Start of SUPPLIED DATA

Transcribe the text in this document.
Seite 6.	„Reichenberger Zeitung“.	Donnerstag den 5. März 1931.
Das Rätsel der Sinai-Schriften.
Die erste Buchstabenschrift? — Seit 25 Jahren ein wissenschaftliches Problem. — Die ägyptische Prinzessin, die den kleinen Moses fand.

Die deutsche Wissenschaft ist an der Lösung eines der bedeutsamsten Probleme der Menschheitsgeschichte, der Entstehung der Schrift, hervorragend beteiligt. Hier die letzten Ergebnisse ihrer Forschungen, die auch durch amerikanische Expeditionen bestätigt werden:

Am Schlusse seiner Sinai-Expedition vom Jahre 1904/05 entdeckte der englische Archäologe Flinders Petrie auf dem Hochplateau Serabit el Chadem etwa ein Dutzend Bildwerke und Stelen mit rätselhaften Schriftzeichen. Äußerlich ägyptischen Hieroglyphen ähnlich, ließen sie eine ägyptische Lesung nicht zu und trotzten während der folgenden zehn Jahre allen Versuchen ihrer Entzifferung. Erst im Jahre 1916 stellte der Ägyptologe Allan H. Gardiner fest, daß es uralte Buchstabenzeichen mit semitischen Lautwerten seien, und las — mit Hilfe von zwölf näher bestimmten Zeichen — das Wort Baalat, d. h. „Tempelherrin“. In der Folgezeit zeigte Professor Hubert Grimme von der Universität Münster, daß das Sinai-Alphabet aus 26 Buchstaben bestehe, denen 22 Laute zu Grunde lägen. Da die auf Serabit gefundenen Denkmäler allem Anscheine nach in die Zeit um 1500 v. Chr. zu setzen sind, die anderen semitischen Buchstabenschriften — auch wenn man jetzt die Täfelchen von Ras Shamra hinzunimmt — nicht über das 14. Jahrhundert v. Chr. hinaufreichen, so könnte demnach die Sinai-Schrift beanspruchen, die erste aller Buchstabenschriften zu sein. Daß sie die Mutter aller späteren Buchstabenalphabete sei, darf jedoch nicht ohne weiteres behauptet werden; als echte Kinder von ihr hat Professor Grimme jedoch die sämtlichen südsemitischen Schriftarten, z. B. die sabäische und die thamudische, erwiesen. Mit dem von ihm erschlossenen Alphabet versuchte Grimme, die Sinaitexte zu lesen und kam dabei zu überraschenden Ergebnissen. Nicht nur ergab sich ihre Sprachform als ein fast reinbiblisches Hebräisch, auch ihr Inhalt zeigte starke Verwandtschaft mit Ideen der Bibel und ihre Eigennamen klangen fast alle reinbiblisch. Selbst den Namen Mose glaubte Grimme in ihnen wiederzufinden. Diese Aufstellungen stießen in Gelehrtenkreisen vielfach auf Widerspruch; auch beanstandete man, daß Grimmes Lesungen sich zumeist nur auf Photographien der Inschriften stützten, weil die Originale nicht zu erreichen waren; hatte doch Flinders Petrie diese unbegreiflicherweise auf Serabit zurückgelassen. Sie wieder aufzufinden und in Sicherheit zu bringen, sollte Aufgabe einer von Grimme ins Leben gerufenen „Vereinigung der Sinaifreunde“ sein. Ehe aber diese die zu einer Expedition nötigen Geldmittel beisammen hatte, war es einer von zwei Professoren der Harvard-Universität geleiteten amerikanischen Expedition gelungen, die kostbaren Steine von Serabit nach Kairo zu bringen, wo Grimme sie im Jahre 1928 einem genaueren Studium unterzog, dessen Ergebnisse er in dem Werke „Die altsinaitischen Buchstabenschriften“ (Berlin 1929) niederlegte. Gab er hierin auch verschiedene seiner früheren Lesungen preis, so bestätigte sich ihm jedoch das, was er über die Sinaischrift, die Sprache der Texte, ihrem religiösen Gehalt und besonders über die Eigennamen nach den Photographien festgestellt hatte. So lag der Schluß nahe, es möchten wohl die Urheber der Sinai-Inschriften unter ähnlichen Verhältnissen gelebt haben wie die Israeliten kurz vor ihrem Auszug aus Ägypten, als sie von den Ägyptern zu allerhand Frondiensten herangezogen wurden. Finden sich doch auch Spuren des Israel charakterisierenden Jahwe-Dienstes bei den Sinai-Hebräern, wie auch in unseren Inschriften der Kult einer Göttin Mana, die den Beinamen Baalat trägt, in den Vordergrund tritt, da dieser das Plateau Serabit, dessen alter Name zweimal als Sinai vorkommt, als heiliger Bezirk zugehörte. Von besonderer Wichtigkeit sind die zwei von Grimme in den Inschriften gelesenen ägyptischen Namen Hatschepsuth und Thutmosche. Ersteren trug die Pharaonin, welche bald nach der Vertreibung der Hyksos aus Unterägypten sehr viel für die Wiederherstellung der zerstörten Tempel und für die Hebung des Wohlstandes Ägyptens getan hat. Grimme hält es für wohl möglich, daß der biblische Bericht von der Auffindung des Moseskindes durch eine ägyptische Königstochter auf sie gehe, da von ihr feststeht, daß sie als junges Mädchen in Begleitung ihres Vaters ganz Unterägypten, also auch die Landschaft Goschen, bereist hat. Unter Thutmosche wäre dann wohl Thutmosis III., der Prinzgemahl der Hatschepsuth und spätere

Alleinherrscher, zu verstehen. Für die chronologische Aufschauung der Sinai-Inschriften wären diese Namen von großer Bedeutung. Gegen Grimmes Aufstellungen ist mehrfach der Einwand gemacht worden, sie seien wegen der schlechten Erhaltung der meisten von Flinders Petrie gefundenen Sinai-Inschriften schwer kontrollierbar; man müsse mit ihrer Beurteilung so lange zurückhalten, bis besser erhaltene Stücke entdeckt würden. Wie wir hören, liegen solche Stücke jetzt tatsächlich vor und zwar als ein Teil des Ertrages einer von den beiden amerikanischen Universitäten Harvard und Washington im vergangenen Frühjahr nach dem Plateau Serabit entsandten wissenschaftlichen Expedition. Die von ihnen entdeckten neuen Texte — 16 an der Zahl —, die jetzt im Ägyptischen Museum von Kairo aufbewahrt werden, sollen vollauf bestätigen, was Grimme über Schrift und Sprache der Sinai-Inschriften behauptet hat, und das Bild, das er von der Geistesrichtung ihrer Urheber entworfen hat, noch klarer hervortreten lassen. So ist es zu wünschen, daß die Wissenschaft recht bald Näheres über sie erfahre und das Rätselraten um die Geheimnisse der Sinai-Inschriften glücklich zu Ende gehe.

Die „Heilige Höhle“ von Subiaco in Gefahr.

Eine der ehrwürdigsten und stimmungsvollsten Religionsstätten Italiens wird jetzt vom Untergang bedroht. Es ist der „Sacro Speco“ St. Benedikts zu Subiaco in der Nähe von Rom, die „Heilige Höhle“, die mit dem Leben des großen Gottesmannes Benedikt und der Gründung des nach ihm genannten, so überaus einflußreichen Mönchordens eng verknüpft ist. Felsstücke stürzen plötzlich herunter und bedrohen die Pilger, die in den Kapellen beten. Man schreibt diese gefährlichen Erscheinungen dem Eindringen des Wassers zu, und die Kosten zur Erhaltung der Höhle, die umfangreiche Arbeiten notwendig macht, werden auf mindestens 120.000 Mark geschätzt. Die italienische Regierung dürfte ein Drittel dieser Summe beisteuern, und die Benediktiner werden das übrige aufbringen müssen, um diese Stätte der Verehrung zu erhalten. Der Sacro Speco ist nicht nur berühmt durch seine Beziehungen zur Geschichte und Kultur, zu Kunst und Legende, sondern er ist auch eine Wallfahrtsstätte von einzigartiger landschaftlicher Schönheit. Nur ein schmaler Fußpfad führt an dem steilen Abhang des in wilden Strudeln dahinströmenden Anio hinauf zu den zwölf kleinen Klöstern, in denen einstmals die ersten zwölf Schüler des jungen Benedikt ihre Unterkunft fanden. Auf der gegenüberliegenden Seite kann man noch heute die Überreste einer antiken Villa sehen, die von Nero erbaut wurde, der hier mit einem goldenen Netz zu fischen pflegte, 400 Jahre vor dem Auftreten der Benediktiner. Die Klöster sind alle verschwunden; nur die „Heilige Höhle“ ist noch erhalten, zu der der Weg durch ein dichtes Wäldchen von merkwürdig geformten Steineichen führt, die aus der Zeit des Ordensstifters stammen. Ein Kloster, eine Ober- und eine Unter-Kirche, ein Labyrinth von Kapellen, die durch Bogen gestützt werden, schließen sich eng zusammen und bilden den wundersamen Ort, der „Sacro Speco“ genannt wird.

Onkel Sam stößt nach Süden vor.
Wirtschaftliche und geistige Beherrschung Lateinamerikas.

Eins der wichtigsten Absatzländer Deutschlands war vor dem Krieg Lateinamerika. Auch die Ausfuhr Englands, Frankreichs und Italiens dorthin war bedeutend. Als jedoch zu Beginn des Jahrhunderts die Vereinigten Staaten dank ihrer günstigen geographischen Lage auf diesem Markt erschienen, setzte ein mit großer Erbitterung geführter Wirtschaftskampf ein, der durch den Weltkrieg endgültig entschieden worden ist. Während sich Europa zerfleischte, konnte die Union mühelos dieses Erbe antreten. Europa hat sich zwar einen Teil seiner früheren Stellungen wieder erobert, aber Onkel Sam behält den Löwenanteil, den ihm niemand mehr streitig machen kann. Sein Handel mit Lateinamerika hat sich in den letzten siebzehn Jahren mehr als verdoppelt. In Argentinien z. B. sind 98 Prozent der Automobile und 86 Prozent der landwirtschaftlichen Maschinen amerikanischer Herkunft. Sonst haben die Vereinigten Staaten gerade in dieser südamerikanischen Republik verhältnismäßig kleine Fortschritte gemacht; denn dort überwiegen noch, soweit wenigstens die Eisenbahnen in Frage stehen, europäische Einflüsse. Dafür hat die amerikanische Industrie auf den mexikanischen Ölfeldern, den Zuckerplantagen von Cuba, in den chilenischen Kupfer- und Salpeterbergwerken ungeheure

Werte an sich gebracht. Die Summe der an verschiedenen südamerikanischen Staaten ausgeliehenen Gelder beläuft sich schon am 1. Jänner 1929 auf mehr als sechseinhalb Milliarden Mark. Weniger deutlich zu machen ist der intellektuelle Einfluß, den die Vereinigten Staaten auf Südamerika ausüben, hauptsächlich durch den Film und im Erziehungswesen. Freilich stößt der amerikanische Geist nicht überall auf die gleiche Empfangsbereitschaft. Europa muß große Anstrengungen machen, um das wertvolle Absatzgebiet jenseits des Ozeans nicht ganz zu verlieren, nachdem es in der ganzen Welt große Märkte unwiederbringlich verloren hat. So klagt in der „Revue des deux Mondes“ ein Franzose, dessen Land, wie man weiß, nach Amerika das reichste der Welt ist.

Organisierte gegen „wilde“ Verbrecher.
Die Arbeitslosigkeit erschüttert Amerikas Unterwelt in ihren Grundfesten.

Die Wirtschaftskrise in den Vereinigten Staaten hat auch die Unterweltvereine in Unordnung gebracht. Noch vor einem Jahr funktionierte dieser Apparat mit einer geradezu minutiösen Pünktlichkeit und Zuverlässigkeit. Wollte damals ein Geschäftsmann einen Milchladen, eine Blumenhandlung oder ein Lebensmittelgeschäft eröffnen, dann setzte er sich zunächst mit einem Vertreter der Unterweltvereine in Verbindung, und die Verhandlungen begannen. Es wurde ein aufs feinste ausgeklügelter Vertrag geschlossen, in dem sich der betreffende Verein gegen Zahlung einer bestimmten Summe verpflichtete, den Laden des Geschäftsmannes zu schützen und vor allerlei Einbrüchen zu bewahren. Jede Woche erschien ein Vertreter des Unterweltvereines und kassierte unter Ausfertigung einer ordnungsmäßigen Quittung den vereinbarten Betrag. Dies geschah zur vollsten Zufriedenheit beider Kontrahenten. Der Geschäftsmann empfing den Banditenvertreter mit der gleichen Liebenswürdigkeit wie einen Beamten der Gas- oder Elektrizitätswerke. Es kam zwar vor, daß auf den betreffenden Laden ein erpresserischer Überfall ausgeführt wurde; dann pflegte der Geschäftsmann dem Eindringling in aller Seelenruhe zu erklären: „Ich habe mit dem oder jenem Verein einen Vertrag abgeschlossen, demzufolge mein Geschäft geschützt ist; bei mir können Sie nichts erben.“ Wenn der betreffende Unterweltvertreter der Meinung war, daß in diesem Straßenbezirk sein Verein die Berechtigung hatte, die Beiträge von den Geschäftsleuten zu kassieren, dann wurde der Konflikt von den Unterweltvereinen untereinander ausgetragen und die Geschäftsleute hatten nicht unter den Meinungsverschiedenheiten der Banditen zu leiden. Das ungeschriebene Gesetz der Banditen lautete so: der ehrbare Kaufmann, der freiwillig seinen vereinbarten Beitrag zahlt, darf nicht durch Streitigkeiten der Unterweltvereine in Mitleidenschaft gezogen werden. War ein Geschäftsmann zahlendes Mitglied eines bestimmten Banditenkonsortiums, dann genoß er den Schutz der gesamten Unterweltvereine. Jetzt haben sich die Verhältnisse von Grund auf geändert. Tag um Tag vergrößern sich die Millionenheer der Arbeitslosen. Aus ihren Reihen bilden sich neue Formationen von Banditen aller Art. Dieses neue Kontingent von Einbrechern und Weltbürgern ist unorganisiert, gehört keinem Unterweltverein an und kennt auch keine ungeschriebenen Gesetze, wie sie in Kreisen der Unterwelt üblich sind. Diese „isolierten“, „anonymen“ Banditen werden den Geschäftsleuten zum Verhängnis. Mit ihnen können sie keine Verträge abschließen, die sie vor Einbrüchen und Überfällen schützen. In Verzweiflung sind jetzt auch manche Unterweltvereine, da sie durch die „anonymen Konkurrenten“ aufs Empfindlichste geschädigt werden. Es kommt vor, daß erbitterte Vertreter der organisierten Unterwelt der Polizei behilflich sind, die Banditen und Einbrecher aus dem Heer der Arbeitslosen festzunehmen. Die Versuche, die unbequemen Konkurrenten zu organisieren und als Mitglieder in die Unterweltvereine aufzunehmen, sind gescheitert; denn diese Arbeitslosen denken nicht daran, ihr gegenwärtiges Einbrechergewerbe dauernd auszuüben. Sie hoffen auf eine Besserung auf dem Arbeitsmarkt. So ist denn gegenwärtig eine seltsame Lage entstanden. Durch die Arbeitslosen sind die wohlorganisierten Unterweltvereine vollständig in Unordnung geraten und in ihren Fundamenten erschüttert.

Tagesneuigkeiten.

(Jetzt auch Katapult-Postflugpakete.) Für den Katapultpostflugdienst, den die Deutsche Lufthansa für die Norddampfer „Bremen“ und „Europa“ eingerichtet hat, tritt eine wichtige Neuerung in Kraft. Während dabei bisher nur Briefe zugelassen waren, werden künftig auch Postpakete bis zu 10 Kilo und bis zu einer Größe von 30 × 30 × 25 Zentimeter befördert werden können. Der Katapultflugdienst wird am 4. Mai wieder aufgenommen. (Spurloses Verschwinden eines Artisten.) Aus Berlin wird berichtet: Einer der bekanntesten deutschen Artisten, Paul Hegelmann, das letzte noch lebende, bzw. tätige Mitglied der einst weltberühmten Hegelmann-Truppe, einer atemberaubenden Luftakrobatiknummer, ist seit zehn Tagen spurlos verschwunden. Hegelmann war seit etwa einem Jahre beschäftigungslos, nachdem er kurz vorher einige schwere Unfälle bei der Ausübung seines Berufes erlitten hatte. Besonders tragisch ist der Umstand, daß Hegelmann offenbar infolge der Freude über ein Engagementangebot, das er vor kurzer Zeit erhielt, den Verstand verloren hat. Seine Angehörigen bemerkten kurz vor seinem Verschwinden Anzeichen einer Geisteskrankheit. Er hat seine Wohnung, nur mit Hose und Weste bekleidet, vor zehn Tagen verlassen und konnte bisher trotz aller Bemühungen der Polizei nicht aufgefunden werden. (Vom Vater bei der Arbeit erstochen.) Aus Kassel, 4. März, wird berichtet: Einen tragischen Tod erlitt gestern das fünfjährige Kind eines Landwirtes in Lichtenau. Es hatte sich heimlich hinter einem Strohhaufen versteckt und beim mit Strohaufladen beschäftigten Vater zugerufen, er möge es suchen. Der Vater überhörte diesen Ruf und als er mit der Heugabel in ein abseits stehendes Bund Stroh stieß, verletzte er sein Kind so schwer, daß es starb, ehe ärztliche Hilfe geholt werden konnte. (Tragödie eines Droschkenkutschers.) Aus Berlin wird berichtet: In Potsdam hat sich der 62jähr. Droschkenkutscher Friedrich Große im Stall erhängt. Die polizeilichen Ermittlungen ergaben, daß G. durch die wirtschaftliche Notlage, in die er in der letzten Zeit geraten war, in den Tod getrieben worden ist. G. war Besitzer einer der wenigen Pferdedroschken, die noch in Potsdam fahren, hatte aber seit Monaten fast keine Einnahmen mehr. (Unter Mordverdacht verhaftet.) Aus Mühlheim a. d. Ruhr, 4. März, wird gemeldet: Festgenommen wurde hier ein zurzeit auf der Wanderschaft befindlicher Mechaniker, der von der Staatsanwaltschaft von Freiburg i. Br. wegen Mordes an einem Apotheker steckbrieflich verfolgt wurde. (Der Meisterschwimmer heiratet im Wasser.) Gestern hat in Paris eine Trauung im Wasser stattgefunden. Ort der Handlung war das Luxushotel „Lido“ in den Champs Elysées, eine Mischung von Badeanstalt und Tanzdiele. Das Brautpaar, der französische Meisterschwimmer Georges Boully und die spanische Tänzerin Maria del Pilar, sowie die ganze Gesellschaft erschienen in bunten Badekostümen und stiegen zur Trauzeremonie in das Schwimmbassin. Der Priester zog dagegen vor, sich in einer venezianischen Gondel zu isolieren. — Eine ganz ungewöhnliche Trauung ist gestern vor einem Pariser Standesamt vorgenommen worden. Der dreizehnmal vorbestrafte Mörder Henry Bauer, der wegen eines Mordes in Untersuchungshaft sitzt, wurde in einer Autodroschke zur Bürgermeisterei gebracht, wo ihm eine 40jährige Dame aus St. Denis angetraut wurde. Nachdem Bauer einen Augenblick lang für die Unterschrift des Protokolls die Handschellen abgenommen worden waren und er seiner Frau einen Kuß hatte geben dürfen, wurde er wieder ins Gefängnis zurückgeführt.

End of SUPPLIED DATA

• [INSTRUCTIONS FOR THE TASK]: Return every line above in which the string "machen" occurs.

• [WRITTEN ANSWER]:
Eins der wichtigsten Absatzländer Deutschlands war vor dem Krieg Lateinamerika. Auch die Ausfuhr Englands, Frankreichs und Italiens dorthin war bedeutend. Als jedoch zu Beginn des Jahrhunderts die Vereinigten Staaten dank ihrer günstigen geographischen Lage auf diesem Markt erschienen, setzte ein mit großer Erbitterung geführter Wirtschaftskampf ein, der durch den Weltkrieg endgültig entschieden worden ist. Während sich Europa zerfleischte, konnte die Union mühelos dieses Erbe antreten. Europa hat sich zwar einen Teil seiner früheren Stellungen wieder erobert, aber Onkel Sam behält den Löwenanteil, den ihm niemand mehr streitig machen kann. Sein Handel mit Lateinamerika hat sich in den letzten siebzehn Jahren mehr als verdoppelt. In Argentinien z. B. sind 98 Prozent der Automobile und 86 Prozent der landwirtschaftlichen Maschinen amerikanischer Herkunft. Sonst haben die Vereinigten Staaten gerade in dieser südamerikanischen Republik verhältnismäßig kleine Fortschritte gemacht; denn dort überwiegen noch, soweit wenigstens die Eisenbahnen in Frage stehen, europäische Einflüsse. Dafür hat die amerikanische Industrie auf den mexikanischen Ölfeldern, den Zuckerplantagen von Cuba, in den chilenischen Kupfer- und Salpeterbergwerken ungeheure
Werte an sich gebracht. Die Summe der an verschiedenen südamerikanischen Staaten ausgeliehenen Gelder beläuft sich schon am 1. Jänner 1929 auf mehr als sechseinhalb Milliarden Mark. Weniger deutlich zu machen ist der intellektuelle Einfluß, den die Vereinigten Staaten auf Südamerika ausüben, hauptsächlich durch den Film und im Erziehungswesen. Freilich stößt der amerikanische Geist nicht überall auf die gleiche Empfangsbereitschaft. Europa muß große Anstrengungen machen, um das wertvolle Absatzgebiet jenseits des Ozeans nicht ganz zu verlieren, nachdem es in der ganzen Welt große Märkte unwiederbringlich verloren hat. So klagt in der „Revue des deux Mondes“ ein Franzose, dessen Land, wie man weiß, nach Amerika das reichste der Welt ist.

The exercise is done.